* **EXERCISE PROMPT**: Please arrange the data from the line with "Extract all elements" up to and including the line with "dropdown-button[interactable] [754, 231, 782, 260]" as a Markdown table with the columns Row and Line, numbering each line and skipping blank lines. Leave the pictures out of the table.

* **DATA SHOWN**:
┌────────
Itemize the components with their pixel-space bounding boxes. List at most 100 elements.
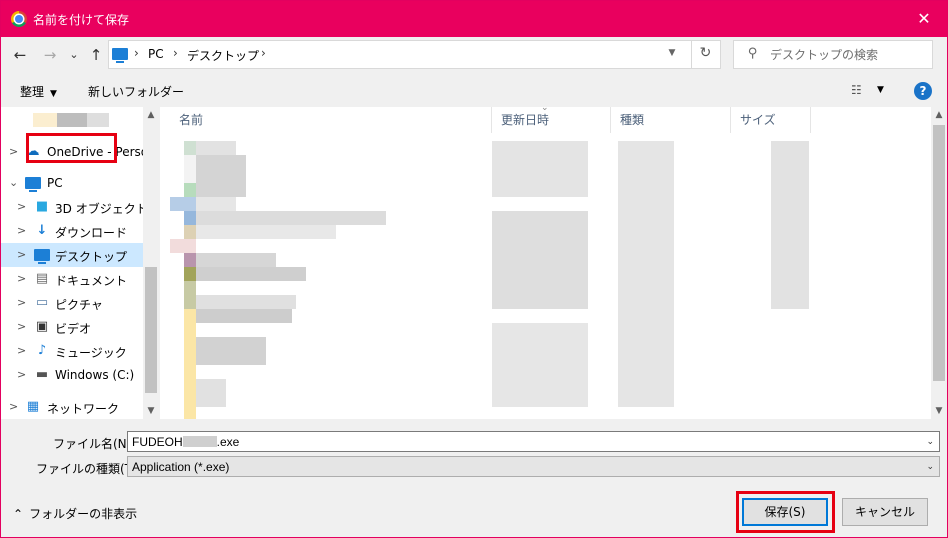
└────────
┌────────
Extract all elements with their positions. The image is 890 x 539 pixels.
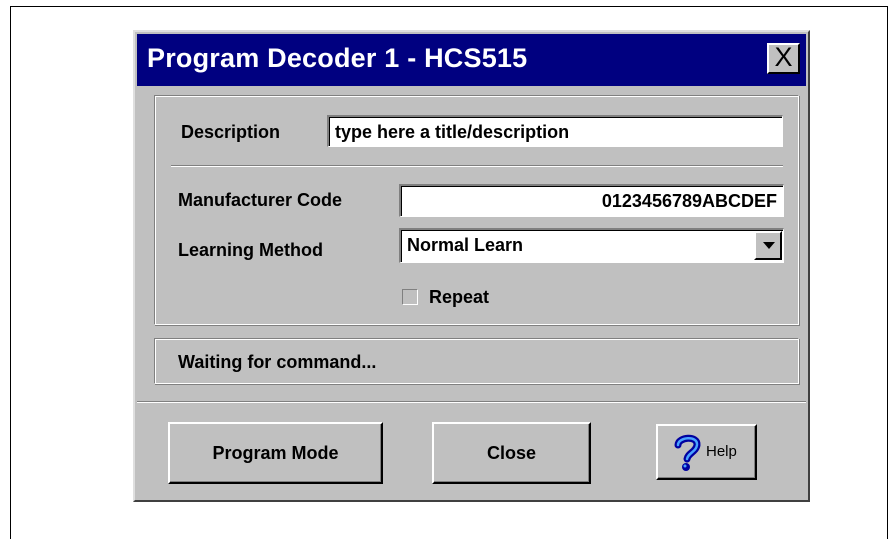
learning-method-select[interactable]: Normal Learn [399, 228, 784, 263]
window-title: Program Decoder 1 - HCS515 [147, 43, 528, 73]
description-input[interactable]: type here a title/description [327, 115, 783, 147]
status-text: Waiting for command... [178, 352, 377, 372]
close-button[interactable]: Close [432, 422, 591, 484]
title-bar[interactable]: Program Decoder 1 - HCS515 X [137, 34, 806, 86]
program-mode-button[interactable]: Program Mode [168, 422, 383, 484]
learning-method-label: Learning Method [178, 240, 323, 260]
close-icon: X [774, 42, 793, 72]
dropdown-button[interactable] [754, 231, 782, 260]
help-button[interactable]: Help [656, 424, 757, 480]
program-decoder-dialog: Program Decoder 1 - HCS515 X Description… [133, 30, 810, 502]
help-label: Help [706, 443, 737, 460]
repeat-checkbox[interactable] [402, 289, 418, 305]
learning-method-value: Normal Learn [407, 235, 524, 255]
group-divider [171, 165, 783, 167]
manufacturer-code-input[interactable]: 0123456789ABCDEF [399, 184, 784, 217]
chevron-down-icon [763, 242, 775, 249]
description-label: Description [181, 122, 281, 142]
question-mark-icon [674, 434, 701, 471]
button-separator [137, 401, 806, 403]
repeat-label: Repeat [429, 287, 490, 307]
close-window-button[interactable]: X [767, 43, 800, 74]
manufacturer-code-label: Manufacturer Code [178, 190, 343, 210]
└────────
* **ANSWER IN FULL**:
| Row | Line |
|---|---|
| 1 | Extract all elements with their positions. The image is 890 x 539 pixels. |
| 2 | learning-method-select[interactable]: Normal Learn [399, 228, 784, 263] |
| 3 | window-title: Program Decoder 1 - HCS515 [147, 43, 528, 73] |
| 4 | description-input[interactable]: type here a title/description [327, 115, 783, 147] |
| 5 | status-text: Waiting for command... [178, 352, 377, 372] |
| 6 | close-button[interactable]: Close [432, 422, 591, 484] |
| 7 | title-bar[interactable]: Program Decoder 1 - HCS515 X [137, 34, 806, 86] |
| 8 | program-mode-button[interactable]: Program Mode [168, 422, 383, 484] |
| 9 | learning-method-label: Learning Method [178, 240, 323, 260] |
| 10 | close-icon: X [774, 42, 793, 72] |
| 11 | dropdown-button[interactable] [754, 231, 782, 260] |